#### [The exercise]
Wherever the string "frac" appears in the listing, copy that line.

.....

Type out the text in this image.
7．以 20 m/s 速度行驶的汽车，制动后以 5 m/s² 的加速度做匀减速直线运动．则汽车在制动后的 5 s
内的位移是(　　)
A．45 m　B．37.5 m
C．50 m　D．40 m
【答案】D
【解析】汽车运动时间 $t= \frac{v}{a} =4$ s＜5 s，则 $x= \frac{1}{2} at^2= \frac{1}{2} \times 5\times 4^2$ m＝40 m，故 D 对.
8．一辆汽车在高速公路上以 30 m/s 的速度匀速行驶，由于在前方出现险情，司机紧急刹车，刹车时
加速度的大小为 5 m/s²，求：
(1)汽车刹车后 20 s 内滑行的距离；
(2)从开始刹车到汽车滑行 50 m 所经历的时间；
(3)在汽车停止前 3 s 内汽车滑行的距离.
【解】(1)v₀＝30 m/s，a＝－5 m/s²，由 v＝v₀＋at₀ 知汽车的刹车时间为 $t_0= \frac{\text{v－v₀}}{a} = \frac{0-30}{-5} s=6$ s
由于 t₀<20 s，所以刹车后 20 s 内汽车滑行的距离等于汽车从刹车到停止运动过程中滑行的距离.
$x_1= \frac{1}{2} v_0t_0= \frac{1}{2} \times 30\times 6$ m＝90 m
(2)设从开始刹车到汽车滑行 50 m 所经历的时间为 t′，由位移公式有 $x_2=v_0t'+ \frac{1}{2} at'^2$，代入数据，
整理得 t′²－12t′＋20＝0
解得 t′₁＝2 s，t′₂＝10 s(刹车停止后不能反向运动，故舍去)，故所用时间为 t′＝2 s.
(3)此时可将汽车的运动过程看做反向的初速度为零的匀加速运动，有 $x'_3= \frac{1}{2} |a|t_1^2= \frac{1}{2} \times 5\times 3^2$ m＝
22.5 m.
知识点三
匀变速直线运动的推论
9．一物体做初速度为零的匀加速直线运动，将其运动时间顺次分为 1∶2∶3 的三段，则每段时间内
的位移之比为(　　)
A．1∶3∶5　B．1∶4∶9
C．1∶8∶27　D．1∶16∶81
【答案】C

.....

#### [Solution to this task]
【解析】汽车运动时间 $t= \frac{v}{a} =4$ s＜5 s，则 $x= \frac{1}{2} at^2= \frac{1}{2} \times 5\times 4^2$ m＝40 m，故 D 对.
【解】(1)v₀＝30 m/s，a＝－5 m/s²，由 v＝v₀＋at₀ 知汽车的刹车时间为 $t_0= \frac{\text{v－v₀}}{a} = \frac{0-30}{-5} s=6$ s
$x_1= \frac{1}{2} v_0t_0= \frac{1}{2} \times 30\times 6$ m＝90 m
(2)设从开始刹车到汽车滑行 50 m 所经历的时间为 t′，由位移公式有 $x_2=v_0t'+ \frac{1}{2} at'^2$，代入数据，
(3)此时可将汽车的运动过程看做反向的初速度为零的匀加速运动，有 $x'_3= \frac{1}{2} |a|t_1^2= \frac{1}{2} \times 5\times 3^2$ m＝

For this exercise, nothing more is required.